-- Exercise goal --
Restate the whole listing exactly.

((

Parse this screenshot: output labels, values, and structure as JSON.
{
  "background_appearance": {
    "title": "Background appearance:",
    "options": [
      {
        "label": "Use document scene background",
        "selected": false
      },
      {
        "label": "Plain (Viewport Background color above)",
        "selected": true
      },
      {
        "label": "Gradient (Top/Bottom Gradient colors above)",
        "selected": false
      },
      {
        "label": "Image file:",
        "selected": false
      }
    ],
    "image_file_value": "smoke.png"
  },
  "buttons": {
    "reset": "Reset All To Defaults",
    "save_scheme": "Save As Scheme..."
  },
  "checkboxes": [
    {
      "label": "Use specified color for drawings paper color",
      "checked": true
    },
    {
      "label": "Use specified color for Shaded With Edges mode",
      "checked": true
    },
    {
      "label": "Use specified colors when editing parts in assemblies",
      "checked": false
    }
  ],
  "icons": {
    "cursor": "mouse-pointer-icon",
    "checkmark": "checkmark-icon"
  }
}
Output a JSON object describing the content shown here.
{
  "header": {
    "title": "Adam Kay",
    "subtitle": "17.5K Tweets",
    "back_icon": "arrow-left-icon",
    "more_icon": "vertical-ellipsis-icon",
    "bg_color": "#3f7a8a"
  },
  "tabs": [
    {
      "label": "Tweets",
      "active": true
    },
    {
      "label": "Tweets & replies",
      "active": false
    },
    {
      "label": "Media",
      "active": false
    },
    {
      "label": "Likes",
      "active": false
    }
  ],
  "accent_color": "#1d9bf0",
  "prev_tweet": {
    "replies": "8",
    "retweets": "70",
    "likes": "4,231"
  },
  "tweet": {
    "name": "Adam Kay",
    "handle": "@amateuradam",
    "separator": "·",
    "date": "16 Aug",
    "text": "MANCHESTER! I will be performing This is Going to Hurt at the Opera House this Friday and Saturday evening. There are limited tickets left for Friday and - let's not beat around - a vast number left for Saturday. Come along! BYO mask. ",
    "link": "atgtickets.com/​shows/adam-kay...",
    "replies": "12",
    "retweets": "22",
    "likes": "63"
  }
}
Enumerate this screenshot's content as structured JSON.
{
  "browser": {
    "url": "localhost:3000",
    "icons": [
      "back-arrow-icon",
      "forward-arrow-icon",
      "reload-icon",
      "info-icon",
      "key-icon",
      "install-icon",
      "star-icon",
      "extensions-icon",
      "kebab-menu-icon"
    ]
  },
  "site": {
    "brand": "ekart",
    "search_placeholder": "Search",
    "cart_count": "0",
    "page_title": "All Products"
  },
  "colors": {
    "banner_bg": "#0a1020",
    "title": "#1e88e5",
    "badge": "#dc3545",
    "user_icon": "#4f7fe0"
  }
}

))

-- Answer to this exercise --
Parse this screenshot: output labels, values, and structure as JSON.
{
  "background_appearance": {
    "title": "Background appearance:",
    "options": [
      {
        "label": "Use document scene background",
        "selected": false
      },
      {
        "label": "Plain (Viewport Background color above)",
        "selected": true
      },
      {
        "label": "Gradient (Top/Bottom Gradient colors above)",
        "selected": false
      },
      {
        "label": "Image file:",
        "selected": false
      }
    ],
    "image_file_value": "smoke.png"
  },
  "buttons": {
    "reset": "Reset All To Defaults",
    "save_scheme": "Save As Scheme..."
  },
  "checkboxes": [
    {
      "label": "Use specified color for drawings paper color",
      "checked": true
    },
    {
      "label": "Use specified color for Shaded With Edges mode",
      "checked": true
    },
    {
      "label": "Use specified colors when editing parts in assemblies",
      "checked": false
    }
  ],
  "icons": {
    "cursor": "mouse-pointer-icon",
    "checkmark": "checkmark-icon"
  }
}
Output a JSON object describing the content shown here.
{
  "header": {
    "title": "Adam Kay",
    "subtitle": "17.5K Tweets",
    "back_icon": "arrow-left-icon",
    "more_icon": "vertical-ellipsis-icon",
    "bg_color": "#3f7a8a"
  },
  "tabs": [
    {
      "label": "Tweets",
      "active": true
    },
    {
      "label": "Tweets & replies",
      "active": false
    },
    {
      "label": "Media",
      "active": false
    },
    {
      "label": "Likes",
      "active": false
    }
  ],
  "accent_color": "#1d9bf0",
  "prev_tweet": {
    "replies": "8",
    "retweets": "70",
    "likes": "4,231"
  },
  "tweet": {
    "name": "Adam Kay",
    "handle": "@amateuradam",
    "separator": "·",
    "date": "16 Aug",
    "text": "MANCHESTER! I will be performing This is Going to Hurt at the Opera House this Friday and Saturday evening. There are limited tickets left for Friday and - let's not beat around - a vast number left for Saturday. Come along! BYO mask. ",
    "link": "atgtickets.com/​shows/adam-kay...",
    "replies": "12",
    "retweets": "22",
    "likes": "63"
  }
}
Enumerate this screenshot's content as structured JSON.
{
  "browser": {
    "url": "localhost:3000",
    "icons": [
      "back-arrow-icon",
      "forward-arrow-icon",
      "reload-icon",
      "info-icon",
      "key-icon",
      "install-icon",
      "star-icon",
      "extensions-icon",
      "kebab-menu-icon"
    ]
  },
  "site": {
    "brand": "ekart",
    "search_placeholder": "Search",
    "cart_count": "0",
    "page_title": "All Products"
  },
  "colors": {
    "banner_bg": "#0a1020",
    "title": "#1e88e5",
    "badge": "#dc3545",
    "user_icon": "#4f7fe0"
  }
}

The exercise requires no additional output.